*Task to complete*.
Report every line in the listing that contains the string "ffffff".

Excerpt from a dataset

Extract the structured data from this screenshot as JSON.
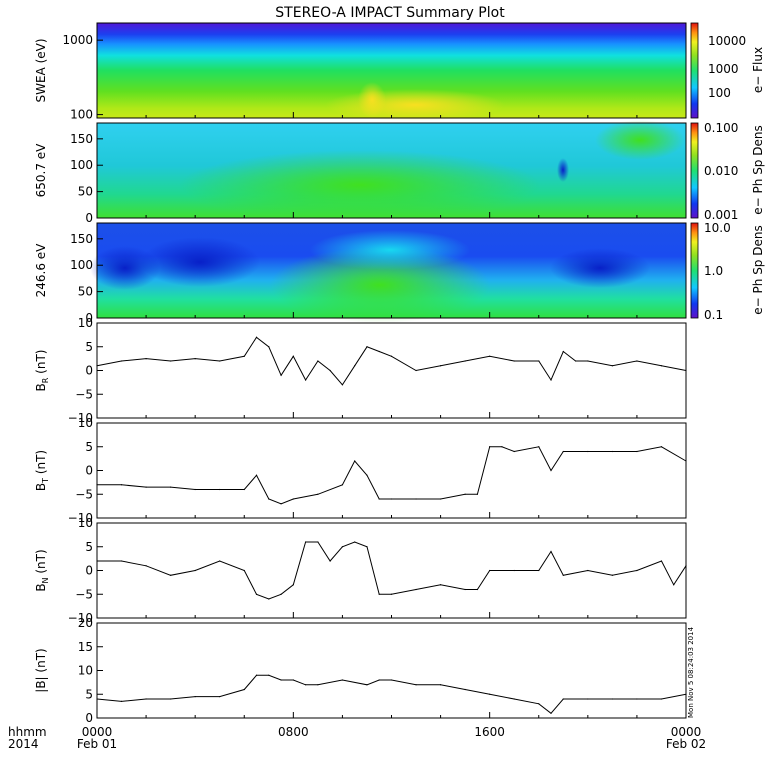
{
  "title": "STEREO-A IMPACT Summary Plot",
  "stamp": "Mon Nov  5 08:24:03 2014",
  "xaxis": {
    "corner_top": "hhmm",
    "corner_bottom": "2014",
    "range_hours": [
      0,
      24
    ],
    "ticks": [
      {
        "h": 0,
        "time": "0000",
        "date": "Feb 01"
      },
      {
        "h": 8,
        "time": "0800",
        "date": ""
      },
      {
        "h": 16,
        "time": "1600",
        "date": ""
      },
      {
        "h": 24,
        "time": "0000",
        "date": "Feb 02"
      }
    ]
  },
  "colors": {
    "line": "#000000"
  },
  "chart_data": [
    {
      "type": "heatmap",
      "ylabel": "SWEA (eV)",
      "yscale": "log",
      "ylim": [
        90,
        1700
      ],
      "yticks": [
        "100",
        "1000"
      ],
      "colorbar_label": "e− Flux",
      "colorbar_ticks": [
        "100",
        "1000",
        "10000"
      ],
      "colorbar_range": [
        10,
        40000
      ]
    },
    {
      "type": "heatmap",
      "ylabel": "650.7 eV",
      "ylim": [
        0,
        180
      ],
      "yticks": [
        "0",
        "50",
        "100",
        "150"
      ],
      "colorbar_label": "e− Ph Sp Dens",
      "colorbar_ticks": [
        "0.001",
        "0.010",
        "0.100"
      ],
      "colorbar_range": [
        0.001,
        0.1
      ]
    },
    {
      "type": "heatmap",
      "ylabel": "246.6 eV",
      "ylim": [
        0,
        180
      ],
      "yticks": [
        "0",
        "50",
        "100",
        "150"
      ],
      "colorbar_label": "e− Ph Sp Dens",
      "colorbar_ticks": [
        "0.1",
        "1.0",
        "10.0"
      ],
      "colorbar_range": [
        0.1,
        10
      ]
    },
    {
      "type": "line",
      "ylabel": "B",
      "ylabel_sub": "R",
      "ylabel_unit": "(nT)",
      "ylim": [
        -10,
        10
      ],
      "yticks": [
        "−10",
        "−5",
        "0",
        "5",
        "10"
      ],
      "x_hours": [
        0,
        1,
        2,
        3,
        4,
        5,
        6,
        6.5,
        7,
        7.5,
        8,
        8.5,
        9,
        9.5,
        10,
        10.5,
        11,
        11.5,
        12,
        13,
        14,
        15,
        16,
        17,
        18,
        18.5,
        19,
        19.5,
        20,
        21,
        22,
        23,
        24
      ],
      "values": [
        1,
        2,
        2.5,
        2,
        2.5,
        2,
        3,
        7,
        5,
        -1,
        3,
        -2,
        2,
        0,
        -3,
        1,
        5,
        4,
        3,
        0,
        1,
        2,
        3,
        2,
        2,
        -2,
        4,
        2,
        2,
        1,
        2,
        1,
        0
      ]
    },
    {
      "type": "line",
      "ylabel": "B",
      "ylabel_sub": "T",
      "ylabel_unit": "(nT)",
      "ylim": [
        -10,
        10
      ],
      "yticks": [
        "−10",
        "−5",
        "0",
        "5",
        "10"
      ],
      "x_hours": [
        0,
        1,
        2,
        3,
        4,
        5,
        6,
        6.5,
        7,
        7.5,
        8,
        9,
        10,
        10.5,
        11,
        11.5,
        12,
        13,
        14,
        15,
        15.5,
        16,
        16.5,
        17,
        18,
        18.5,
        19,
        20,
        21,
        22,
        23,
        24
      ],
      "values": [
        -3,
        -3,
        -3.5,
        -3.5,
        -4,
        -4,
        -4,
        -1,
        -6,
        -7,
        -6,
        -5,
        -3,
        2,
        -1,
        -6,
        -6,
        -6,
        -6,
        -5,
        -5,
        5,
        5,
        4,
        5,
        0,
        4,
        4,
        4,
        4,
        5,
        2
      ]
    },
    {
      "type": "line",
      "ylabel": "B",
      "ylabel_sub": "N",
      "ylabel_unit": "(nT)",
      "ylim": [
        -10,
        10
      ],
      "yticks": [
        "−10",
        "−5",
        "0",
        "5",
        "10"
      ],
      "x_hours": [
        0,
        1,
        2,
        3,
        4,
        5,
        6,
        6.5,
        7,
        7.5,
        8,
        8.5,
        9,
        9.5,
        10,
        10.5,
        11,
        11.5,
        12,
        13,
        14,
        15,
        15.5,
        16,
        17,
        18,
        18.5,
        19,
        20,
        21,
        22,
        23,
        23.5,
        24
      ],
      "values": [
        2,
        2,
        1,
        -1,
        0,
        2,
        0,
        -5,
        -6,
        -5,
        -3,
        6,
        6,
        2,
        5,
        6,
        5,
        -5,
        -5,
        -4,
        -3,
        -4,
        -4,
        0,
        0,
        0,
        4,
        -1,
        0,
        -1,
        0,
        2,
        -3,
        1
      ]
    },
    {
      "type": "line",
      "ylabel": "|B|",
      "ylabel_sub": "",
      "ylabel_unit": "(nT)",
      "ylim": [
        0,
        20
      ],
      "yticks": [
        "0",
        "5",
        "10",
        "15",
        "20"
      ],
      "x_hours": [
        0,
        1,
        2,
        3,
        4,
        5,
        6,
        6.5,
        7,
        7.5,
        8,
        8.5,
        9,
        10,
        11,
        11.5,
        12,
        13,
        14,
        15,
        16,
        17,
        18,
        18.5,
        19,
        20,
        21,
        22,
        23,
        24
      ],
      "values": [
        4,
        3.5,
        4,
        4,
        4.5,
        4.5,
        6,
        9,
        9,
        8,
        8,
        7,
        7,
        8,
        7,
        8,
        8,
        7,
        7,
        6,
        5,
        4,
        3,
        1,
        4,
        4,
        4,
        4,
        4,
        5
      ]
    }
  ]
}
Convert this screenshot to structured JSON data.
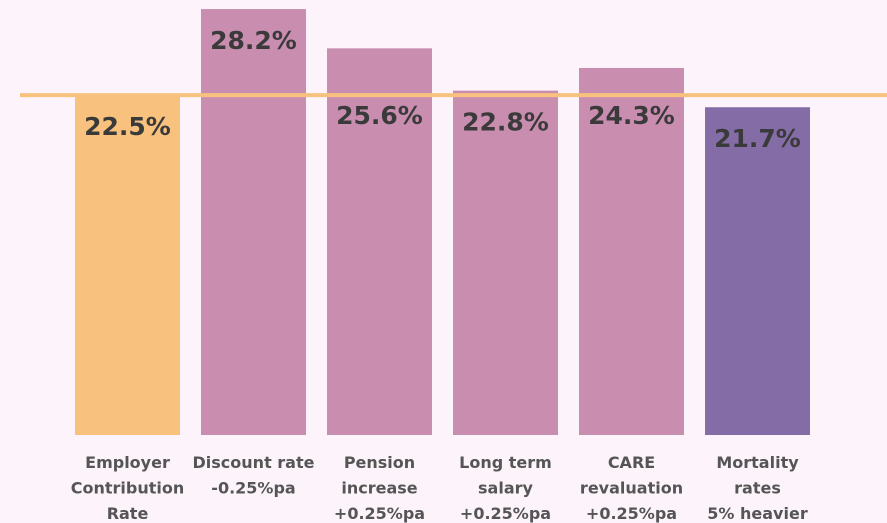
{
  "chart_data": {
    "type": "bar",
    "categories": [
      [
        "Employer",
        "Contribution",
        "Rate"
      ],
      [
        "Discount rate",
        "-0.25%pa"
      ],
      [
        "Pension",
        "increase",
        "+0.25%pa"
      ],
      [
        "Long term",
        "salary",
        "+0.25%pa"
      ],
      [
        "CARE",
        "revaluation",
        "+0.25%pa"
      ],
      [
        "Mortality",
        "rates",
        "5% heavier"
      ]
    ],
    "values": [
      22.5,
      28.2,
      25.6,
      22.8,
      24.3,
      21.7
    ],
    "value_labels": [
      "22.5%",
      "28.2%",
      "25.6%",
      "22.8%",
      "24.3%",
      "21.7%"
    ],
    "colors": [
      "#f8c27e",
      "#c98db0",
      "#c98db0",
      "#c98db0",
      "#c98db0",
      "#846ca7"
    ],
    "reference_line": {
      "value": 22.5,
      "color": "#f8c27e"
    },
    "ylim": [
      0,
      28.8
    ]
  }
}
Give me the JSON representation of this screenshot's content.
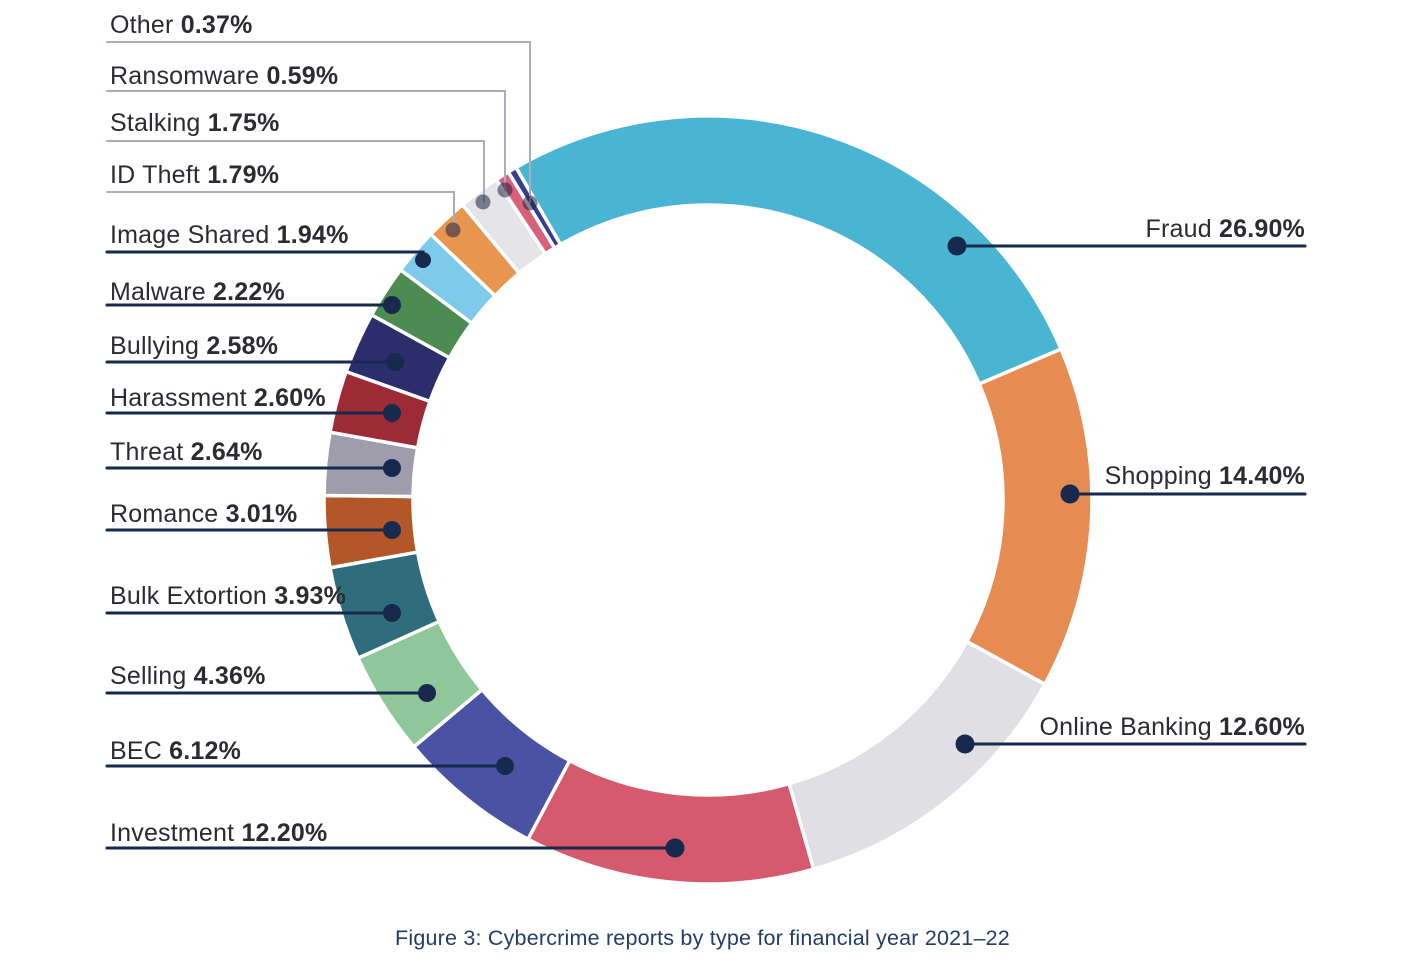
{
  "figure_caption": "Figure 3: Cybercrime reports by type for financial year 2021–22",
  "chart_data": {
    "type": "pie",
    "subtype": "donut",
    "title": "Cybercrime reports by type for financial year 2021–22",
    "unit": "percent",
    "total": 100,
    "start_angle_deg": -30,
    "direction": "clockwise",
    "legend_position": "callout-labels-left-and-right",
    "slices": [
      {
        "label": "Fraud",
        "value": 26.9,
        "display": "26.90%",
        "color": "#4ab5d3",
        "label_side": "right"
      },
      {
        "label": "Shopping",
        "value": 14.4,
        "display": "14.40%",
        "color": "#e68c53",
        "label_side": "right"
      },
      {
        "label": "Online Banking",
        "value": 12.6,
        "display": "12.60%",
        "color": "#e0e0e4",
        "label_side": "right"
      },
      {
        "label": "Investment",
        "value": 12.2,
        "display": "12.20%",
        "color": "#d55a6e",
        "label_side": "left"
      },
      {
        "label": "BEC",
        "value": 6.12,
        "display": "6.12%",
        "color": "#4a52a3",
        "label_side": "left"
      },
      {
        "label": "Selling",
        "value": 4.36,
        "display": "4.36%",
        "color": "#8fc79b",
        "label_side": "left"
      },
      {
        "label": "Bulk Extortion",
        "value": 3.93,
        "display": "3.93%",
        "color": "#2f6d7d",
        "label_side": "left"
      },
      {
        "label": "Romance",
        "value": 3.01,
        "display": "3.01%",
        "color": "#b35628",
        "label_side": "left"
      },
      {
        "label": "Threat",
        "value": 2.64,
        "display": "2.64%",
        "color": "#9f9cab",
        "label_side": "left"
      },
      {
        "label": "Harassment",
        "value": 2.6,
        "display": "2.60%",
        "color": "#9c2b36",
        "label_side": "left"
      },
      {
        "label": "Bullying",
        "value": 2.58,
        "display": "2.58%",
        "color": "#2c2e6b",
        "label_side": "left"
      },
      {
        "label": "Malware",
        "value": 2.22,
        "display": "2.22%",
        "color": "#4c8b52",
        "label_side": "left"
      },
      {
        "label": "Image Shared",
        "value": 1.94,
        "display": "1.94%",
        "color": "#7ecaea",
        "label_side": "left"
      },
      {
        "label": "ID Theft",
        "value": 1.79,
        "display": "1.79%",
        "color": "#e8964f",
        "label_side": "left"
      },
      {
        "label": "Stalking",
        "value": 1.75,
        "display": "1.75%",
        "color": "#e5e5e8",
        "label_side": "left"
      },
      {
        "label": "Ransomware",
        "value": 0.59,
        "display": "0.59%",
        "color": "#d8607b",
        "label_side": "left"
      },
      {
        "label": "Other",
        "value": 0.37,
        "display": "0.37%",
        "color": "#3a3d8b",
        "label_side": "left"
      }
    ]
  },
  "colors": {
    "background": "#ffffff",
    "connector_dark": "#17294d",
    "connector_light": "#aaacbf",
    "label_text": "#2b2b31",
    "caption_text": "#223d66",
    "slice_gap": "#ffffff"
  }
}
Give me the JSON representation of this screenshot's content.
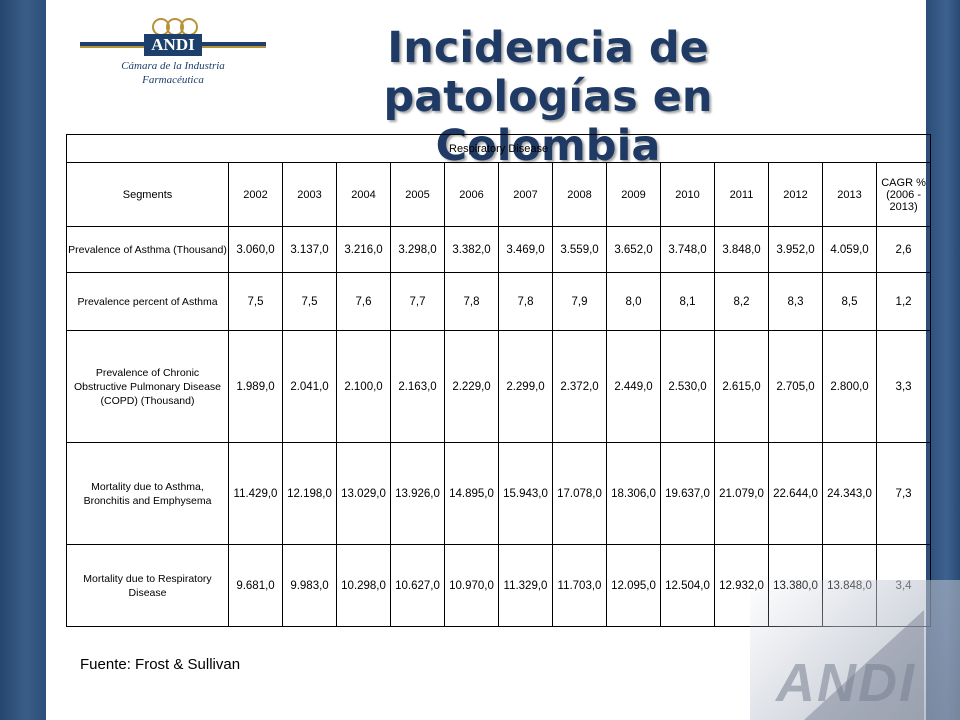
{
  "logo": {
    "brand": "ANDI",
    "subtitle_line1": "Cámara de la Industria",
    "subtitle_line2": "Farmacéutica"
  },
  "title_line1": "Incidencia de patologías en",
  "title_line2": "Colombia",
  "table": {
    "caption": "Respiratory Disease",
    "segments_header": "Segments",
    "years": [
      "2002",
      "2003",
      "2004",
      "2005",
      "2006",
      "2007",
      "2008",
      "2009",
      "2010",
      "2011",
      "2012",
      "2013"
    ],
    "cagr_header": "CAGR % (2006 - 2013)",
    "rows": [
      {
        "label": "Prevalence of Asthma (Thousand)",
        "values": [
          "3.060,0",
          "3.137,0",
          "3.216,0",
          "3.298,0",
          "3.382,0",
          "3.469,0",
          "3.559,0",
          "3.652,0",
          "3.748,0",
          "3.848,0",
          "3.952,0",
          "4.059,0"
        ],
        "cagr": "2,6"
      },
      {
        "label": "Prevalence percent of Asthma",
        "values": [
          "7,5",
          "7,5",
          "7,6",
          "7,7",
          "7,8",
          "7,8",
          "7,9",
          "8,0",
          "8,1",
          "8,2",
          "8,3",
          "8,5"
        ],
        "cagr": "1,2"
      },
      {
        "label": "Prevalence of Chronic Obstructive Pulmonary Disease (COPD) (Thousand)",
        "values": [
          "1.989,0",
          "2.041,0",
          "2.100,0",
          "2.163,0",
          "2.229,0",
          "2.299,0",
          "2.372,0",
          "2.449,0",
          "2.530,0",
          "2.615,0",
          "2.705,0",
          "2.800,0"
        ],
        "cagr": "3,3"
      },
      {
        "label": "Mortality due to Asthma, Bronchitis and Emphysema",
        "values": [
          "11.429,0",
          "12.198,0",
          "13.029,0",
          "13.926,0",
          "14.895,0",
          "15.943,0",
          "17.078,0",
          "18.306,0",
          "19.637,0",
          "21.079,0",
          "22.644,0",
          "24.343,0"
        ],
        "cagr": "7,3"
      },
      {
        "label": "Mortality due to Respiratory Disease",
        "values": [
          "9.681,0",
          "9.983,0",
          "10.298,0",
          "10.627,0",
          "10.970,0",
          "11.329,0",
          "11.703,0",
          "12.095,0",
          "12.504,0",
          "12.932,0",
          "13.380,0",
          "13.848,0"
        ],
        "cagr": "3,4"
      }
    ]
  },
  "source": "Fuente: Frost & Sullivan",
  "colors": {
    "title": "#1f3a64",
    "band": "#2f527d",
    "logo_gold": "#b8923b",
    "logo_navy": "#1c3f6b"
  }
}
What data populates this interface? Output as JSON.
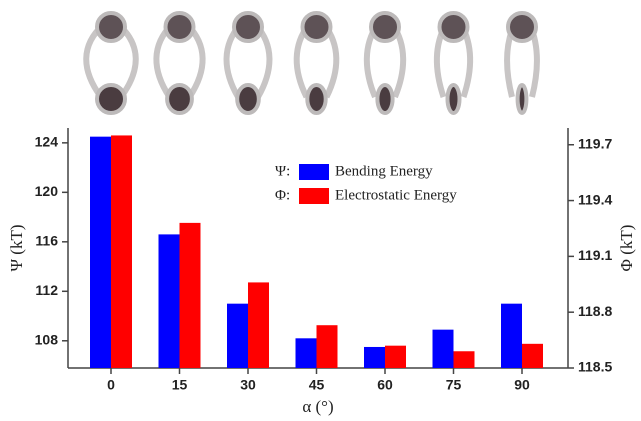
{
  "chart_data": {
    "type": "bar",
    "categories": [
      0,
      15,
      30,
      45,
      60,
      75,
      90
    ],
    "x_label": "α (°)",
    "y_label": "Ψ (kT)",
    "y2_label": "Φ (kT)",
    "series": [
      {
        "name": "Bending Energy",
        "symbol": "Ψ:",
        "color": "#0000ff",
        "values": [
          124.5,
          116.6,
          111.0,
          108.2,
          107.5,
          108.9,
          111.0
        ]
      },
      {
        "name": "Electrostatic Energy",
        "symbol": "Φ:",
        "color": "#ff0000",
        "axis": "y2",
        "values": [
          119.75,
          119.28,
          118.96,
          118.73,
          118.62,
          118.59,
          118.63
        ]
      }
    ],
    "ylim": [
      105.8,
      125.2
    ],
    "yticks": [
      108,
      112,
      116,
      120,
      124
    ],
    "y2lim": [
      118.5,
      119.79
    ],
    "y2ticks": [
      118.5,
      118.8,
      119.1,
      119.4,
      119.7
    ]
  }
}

*Task result*.
    "background": "#ffffff",
    "slice_gap": "#ffffff"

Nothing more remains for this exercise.